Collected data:
——
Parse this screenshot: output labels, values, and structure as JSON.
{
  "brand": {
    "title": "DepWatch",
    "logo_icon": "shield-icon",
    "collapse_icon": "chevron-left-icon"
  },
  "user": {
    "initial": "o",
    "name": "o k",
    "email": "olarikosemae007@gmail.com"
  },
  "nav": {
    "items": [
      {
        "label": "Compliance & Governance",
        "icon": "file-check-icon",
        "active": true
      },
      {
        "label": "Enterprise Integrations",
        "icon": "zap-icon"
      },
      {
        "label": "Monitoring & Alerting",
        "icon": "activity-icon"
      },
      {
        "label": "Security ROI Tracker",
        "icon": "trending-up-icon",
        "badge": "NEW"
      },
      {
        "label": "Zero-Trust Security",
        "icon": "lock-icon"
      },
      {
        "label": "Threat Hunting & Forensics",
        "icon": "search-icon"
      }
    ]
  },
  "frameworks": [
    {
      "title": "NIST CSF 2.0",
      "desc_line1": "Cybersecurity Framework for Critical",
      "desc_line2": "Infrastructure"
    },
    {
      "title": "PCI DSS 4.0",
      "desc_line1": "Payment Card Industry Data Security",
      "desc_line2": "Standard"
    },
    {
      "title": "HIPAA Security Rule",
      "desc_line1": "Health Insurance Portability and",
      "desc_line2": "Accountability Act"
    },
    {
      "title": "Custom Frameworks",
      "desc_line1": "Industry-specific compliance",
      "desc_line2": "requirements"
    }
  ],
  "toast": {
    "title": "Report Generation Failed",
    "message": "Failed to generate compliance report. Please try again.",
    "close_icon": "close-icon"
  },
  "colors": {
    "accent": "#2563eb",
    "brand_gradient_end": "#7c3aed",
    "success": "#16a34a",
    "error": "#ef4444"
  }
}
——
» **Written task**
Retype each record exactly, leaving nothing out.

» **Final result**
Parse this screenshot: output labels, values, and structure as JSON.
{
  "brand": {
    "title": "DepWatch",
    "logo_icon": "shield-icon",
    "collapse_icon": "chevron-left-icon"
  },
  "user": {
    "initial": "o",
    "name": "o k",
    "email": "olarikosemae007@gmail.com"
  },
  "nav": {
    "items": [
      {
        "label": "Compliance & Governance",
        "icon": "file-check-icon",
        "active": true
      },
      {
        "label": "Enterprise Integrations",
        "icon": "zap-icon"
      },
      {
        "label": "Monitoring & Alerting",
        "icon": "activity-icon"
      },
      {
        "label": "Security ROI Tracker",
        "icon": "trending-up-icon",
        "badge": "NEW"
      },
      {
        "label": "Zero-Trust Security",
        "icon": "lock-icon"
      },
      {
        "label": "Threat Hunting & Forensics",
        "icon": "search-icon"
      }
    ]
  },
  "frameworks": [
    {
      "title": "NIST CSF 2.0",
      "desc_line1": "Cybersecurity Framework for Critical",
      "desc_line2": "Infrastructure"
    },
    {
      "title": "PCI DSS 4.0",
      "desc_line1": "Payment Card Industry Data Security",
      "desc_line2": "Standard"
    },
    {
      "title": "HIPAA Security Rule",
      "desc_line1": "Health Insurance Portability and",
      "desc_line2": "Accountability Act"
    },
    {
      "title": "Custom Frameworks",
      "desc_line1": "Industry-specific compliance",
      "desc_line2": "requirements"
    }
  ],
  "toast": {
    "title": "Report Generation Failed",
    "message": "Failed to generate compliance report. Please try again.",
    "close_icon": "close-icon"
  },
  "colors": {
    "accent": "#2563eb",
    "brand_gradient_end": "#7c3aed",
    "success": "#16a34a",
    "error": "#ef4444"
  }
}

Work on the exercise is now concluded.